[Dataset]
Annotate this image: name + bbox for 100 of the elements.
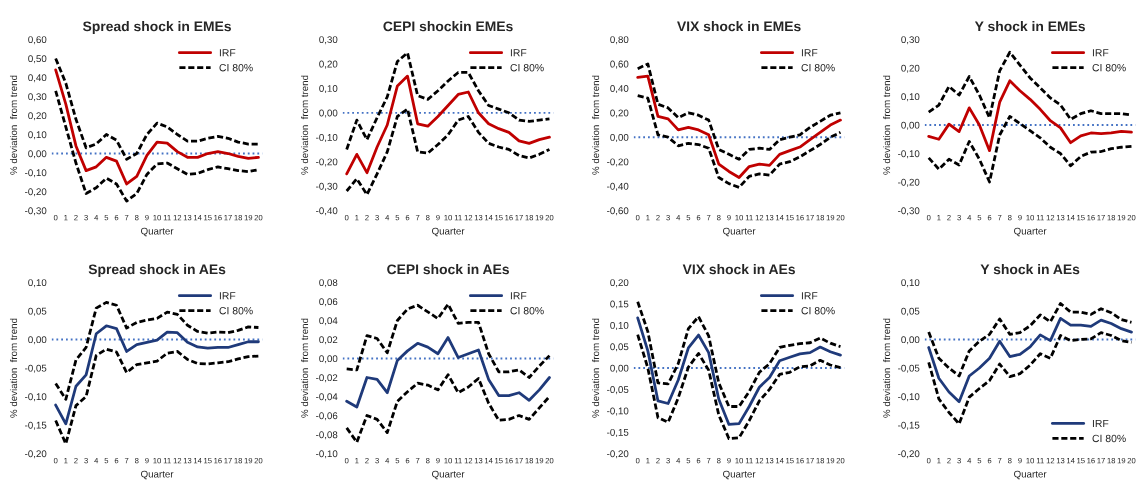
- line-series: [927, 302, 1133, 378]
- y-tick-label: 0,00: [28, 150, 47, 159]
- y-tick-label: -0,20: [898, 178, 920, 187]
- y-tick-label: -0,40: [607, 182, 629, 191]
- y-tick-label: 0,02: [319, 336, 338, 345]
- y-tick-label: -0,10: [316, 133, 338, 142]
- line-series: [54, 57, 260, 161]
- y-tick-label: 0,40: [610, 85, 629, 94]
- y-axis-title: % deviation from trend: [883, 75, 891, 175]
- y-tick-label: 0,20: [28, 112, 47, 121]
- y-tick-label: 0,05: [610, 343, 629, 352]
- y-tick-label: -0,10: [607, 407, 629, 416]
- y-tick-label: -0,20: [607, 158, 629, 167]
- y-tick-label: 0,10: [901, 279, 920, 288]
- line-series: [345, 107, 551, 197]
- legend-label: IRF: [801, 49, 818, 57]
- x-axis-title: Quarter: [723, 470, 756, 480]
- line-series: [927, 331, 1133, 426]
- line-series: [54, 301, 260, 401]
- line-series: [345, 51, 551, 151]
- chart-title: Spread shock in EMEs: [82, 21, 231, 34]
- line-series: [636, 94, 842, 189]
- y-tick-label: 0,80: [610, 36, 629, 45]
- legend-label: CI 80%: [510, 64, 544, 72]
- line-series: [636, 316, 842, 426]
- legend-label: IRF: [1092, 49, 1109, 57]
- y-tick-label: 0,00: [901, 121, 920, 130]
- y-tick-label: -0,20: [25, 188, 47, 197]
- line-series: [345, 373, 551, 444]
- y-tick-label: -0,60: [607, 207, 629, 216]
- x-axis-title: Quarter: [141, 227, 174, 237]
- y-tick-label: 0,20: [610, 279, 629, 288]
- x-axis-title: Quarter: [141, 470, 174, 480]
- y-tick-label: 0,00: [901, 336, 920, 345]
- y-tick-label: 0,00: [610, 133, 629, 142]
- y-tick-label: 0,05: [901, 307, 920, 316]
- y-tick-label: 0,40: [28, 74, 47, 83]
- legend-label: CI 80%: [1092, 434, 1126, 443]
- y-tick-label: -0,30: [25, 207, 47, 216]
- y-tick-label: 0,05: [28, 307, 47, 316]
- line-series: [927, 115, 1133, 184]
- y-axis-title: % deviation from trend: [9, 318, 18, 418]
- y-tick-label: 0,60: [610, 60, 629, 69]
- legend-label: IRF: [219, 49, 236, 57]
- line-series: [54, 347, 260, 446]
- y-tick-label: -0,05: [898, 364, 920, 373]
- legend-label: CI 80%: [219, 64, 253, 72]
- y-tick-label: 0,10: [610, 321, 629, 330]
- y-tick-label: 0,00: [28, 336, 47, 345]
- y-axis-title: % deviation from trend: [592, 75, 600, 175]
- y-tick-label: -0,10: [898, 150, 920, 159]
- y-tick-label: 0,10: [28, 279, 47, 288]
- legend-label: CI 80%: [219, 307, 253, 315]
- chart-title: CEPI shock in AEs: [387, 264, 509, 275]
- legend-label: IRF: [1092, 419, 1109, 428]
- line-series: [636, 333, 842, 440]
- line-series: [636, 300, 842, 408]
- y-tick-label: -0,04: [316, 393, 338, 402]
- y-tick-label: -0,05: [25, 364, 47, 373]
- legend-label: IRF: [219, 292, 236, 300]
- x-axis-title: Quarter: [432, 227, 465, 237]
- y-tick-label: 0,00: [319, 109, 338, 118]
- chart-title: Y shock in EMEs: [974, 21, 1085, 32]
- legend-label: CI 80%: [801, 307, 835, 315]
- y-tick-label: -0,15: [25, 421, 47, 430]
- y-tick-label: -0,15: [898, 421, 920, 430]
- y-tick-label: 0,06: [319, 298, 338, 307]
- y-tick-label: -0,20: [316, 158, 338, 167]
- y-tick-label: 0,30: [319, 36, 338, 45]
- y-tick-label: -0,10: [25, 393, 47, 402]
- x-axis-title: Quarter: [723, 227, 756, 237]
- y-tick-label: 0,60: [28, 36, 47, 45]
- line-series: [345, 74, 551, 176]
- y-tick-label: -0,10: [316, 450, 338, 459]
- x-axis-title: Quarter: [1014, 227, 1047, 237]
- y-tick-label: 0,20: [610, 109, 629, 118]
- y-tick-label: -0,30: [898, 207, 920, 216]
- x-axis-title: Quarter: [432, 470, 465, 480]
- y-tick-label: 0,10: [28, 131, 47, 140]
- y-tick-label: -0,08: [316, 431, 338, 440]
- y-tick-label: 0,15: [610, 300, 629, 309]
- line-series: [927, 79, 1133, 153]
- line-series: [636, 74, 842, 179]
- legend-label: CI 80%: [510, 307, 544, 315]
- y-tick-label: -0,15: [607, 428, 629, 437]
- y-tick-label: -0,06: [316, 412, 338, 421]
- y-tick-label: 0,50: [28, 55, 47, 64]
- y-tick-label: 0,10: [319, 85, 338, 94]
- chart-title: VIX shock in EMEs: [677, 21, 801, 32]
- y-tick-label: -0,20: [25, 450, 47, 459]
- legend-label: IRF: [510, 49, 527, 57]
- legend-label: IRF: [510, 292, 527, 300]
- x-axis-title: Quarter: [1014, 470, 1047, 480]
- line-series: [927, 316, 1133, 404]
- y-tick-label: 0,04: [319, 317, 338, 326]
- y-tick-label: -0,10: [898, 393, 920, 402]
- y-axis-title: % deviation from trend: [300, 75, 309, 175]
- y-tick-label: -0,10: [25, 169, 47, 178]
- line-series: [54, 324, 260, 426]
- y-tick-label: 0,08: [319, 279, 338, 288]
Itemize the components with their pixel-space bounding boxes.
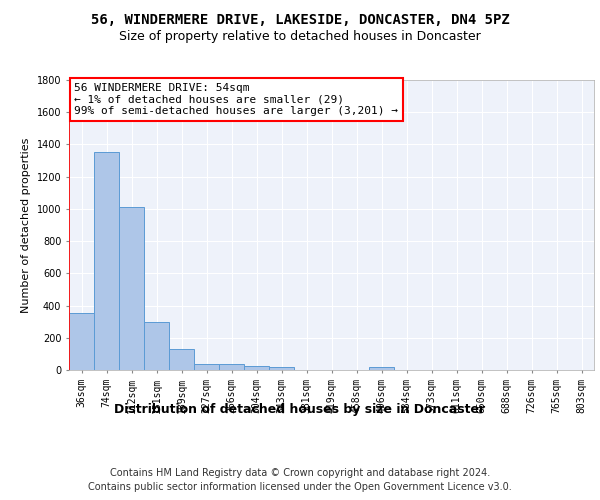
Bar [69, 313, 94, 370]
Text: 56, WINDERMERE DRIVE, LAKESIDE, DONCASTER, DN4 5PZ: 56, WINDERMERE DRIVE, LAKESIDE, DONCASTE… [91, 12, 509, 26]
Y-axis label: Number of detached properties: Number of detached properties [21, 138, 31, 312]
Bar [244, 366, 269, 370]
Bar [169, 349, 194, 370]
Bar [269, 368, 294, 370]
Bar [94, 152, 119, 370]
Text: Distribution of detached houses by size in Doncaster: Distribution of detached houses by size … [115, 402, 485, 415]
Text: Contains HM Land Registry data © Crown copyright and database right 2024.
Contai: Contains HM Land Registry data © Crown c… [88, 468, 512, 492]
Text: 56 WINDERMERE DRIVE: 54sqm
← 1% of detached houses are smaller (29)
99% of semi-: 56 WINDERMERE DRIVE: 54sqm ← 1% of detac… [74, 83, 398, 116]
Bar [194, 364, 219, 370]
Bar [144, 322, 169, 370]
Bar [119, 208, 144, 370]
Bar [369, 367, 394, 370]
Bar [219, 364, 244, 370]
Text: Size of property relative to detached houses in Doncaster: Size of property relative to detached ho… [119, 30, 481, 43]
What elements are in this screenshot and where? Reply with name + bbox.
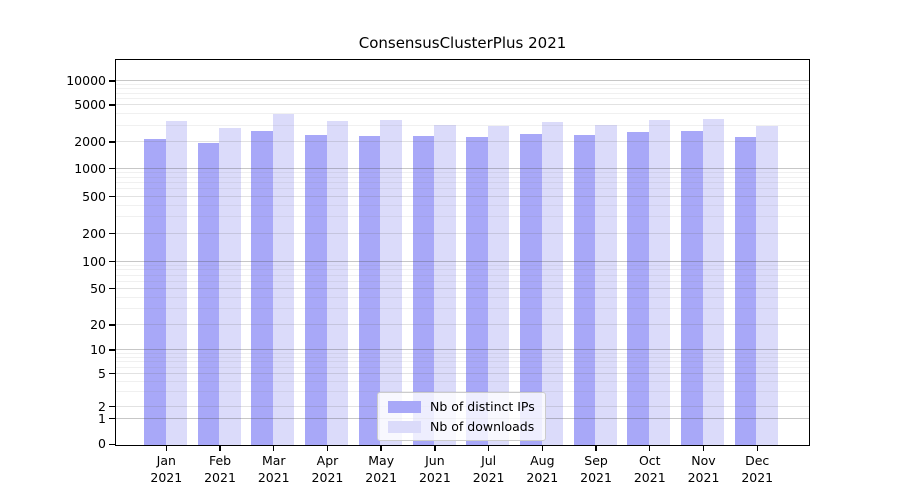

[Task directions] Show each line of the records above that contains the string "from", copying every such line in full.

[Answer in full]
- y-axis-title: % deviation from trend: [883, 75, 891, 175]
- y-axis-title: % deviation from trend: [9, 318, 18, 418]
- y-axis-title: % deviation from trend: [592, 75, 600, 175]
- y-axis-title: % deviation from trend: [300, 75, 309, 175]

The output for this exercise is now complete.